(Stored records)

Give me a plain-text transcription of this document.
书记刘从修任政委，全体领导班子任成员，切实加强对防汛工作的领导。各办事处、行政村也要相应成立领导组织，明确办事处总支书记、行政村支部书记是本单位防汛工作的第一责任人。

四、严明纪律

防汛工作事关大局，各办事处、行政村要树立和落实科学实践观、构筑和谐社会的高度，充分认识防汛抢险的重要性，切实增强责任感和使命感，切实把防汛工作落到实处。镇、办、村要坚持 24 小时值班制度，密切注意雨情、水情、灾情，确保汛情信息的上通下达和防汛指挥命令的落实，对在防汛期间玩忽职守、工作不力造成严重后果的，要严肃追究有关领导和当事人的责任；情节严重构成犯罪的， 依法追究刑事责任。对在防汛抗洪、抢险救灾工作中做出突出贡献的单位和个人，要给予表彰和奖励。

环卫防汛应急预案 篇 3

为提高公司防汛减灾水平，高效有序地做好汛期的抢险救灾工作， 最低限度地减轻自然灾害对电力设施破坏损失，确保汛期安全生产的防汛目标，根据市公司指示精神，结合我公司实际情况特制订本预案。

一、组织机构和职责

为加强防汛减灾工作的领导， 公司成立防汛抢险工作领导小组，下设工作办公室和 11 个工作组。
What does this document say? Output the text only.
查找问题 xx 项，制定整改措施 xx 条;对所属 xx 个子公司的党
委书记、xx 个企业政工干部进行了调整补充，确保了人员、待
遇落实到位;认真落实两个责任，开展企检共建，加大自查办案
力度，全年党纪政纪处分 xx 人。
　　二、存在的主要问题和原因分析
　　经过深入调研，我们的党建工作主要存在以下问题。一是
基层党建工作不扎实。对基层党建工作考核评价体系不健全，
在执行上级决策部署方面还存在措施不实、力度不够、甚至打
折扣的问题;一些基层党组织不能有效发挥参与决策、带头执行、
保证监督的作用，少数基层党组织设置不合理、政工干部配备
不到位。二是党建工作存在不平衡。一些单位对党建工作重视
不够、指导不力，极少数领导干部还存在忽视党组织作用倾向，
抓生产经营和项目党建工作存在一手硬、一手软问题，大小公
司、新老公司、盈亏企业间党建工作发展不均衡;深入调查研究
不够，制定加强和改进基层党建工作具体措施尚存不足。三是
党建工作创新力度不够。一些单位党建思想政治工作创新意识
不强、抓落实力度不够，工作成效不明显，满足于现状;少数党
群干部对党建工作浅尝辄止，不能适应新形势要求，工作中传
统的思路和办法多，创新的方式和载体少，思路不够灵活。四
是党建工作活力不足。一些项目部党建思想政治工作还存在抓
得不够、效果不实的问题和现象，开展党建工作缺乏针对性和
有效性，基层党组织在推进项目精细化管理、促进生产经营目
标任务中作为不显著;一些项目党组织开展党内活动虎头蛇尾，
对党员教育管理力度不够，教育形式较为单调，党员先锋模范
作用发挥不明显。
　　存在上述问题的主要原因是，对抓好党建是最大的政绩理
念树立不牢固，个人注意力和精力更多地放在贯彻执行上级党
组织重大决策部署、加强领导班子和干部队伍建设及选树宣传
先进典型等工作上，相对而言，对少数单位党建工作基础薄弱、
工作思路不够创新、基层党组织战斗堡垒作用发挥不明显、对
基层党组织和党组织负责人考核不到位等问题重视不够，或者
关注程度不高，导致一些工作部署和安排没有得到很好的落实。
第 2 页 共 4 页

▸ **WHAT THE TASK ASKS**
Print all of the data exactly as it was given.

▸ **WORKED ANSWER**
Give me a plain-text transcription of this document.
书记刘从修任政委，全体领导班子任成员，切实加强对防汛工作的领导。各办事处、行政村也要相应成立领导组织，明确办事处总支书记、行政村支部书记是本单位防汛工作的第一责任人。

四、严明纪律

防汛工作事关大局，各办事处、行政村要树立和落实科学实践观、构筑和谐社会的高度，充分认识防汛抢险的重要性，切实增强责任感和使命感，切实把防汛工作落到实处。镇、办、村要坚持 24 小时值班制度，密切注意雨情、水情、灾情，确保汛情信息的上通下达和防汛指挥命令的落实，对在防汛期间玩忽职守、工作不力造成严重后果的，要严肃追究有关领导和当事人的责任；情节严重构成犯罪的， 依法追究刑事责任。对在防汛抗洪、抢险救灾工作中做出突出贡献的单位和个人，要给予表彰和奖励。

环卫防汛应急预案 篇 3

为提高公司防汛减灾水平，高效有序地做好汛期的抢险救灾工作， 最低限度地减轻自然灾害对电力设施破坏损失，确保汛期安全生产的防汛目标，根据市公司指示精神，结合我公司实际情况特制订本预案。

一、组织机构和职责

为加强防汛减灾工作的领导， 公司成立防汛抢险工作领导小组，下设工作办公室和 11 个工作组。
What does this document say? Output the text only.
查找问题 xx 项，制定整改措施 xx 条;对所属 xx 个子公司的党
委书记、xx 个企业政工干部进行了调整补充，确保了人员、待
遇落实到位;认真落实两个责任，开展企检共建，加大自查办案
力度，全年党纪政纪处分 xx 人。
　　二、存在的主要问题和原因分析
　　经过深入调研，我们的党建工作主要存在以下问题。一是
基层党建工作不扎实。对基层党建工作考核评价体系不健全，
在执行上级决策部署方面还存在措施不实、力度不够、甚至打
折扣的问题;一些基层党组织不能有效发挥参与决策、带头执行、
保证监督的作用，少数基层党组织设置不合理、政工干部配备
不到位。二是党建工作存在不平衡。一些单位对党建工作重视
不够、指导不力，极少数领导干部还存在忽视党组织作用倾向，
抓生产经营和项目党建工作存在一手硬、一手软问题，大小公
司、新老公司、盈亏企业间党建工作发展不均衡;深入调查研究
不够，制定加强和改进基层党建工作具体措施尚存不足。三是
党建工作创新力度不够。一些单位党建思想政治工作创新意识
不强、抓落实力度不够，工作成效不明显，满足于现状;少数党
群干部对党建工作浅尝辄止，不能适应新形势要求，工作中传
统的思路和办法多，创新的方式和载体少，思路不够灵活。四
是党建工作活力不足。一些项目部党建思想政治工作还存在抓
得不够、效果不实的问题和现象，开展党建工作缺乏针对性和
有效性，基层党组织在推进项目精细化管理、促进生产经营目
标任务中作为不显著;一些项目党组织开展党内活动虎头蛇尾，
对党员教育管理力度不够，教育形式较为单调，党员先锋模范
作用发挥不明显。
　　存在上述问题的主要原因是，对抓好党建是最大的政绩理
念树立不牢固，个人注意力和精力更多地放在贯彻执行上级党
组织重大决策部署、加强领导班子和干部队伍建设及选树宣传
先进典型等工作上，相对而言，对少数单位党建工作基础薄弱、
工作思路不够创新、基层党组织战斗堡垒作用发挥不明显、对
基层党组织和党组织负责人考核不到位等问题重视不够，或者
关注程度不高，导致一些工作部署和安排没有得到很好的落实。
第 2 页 共 4 页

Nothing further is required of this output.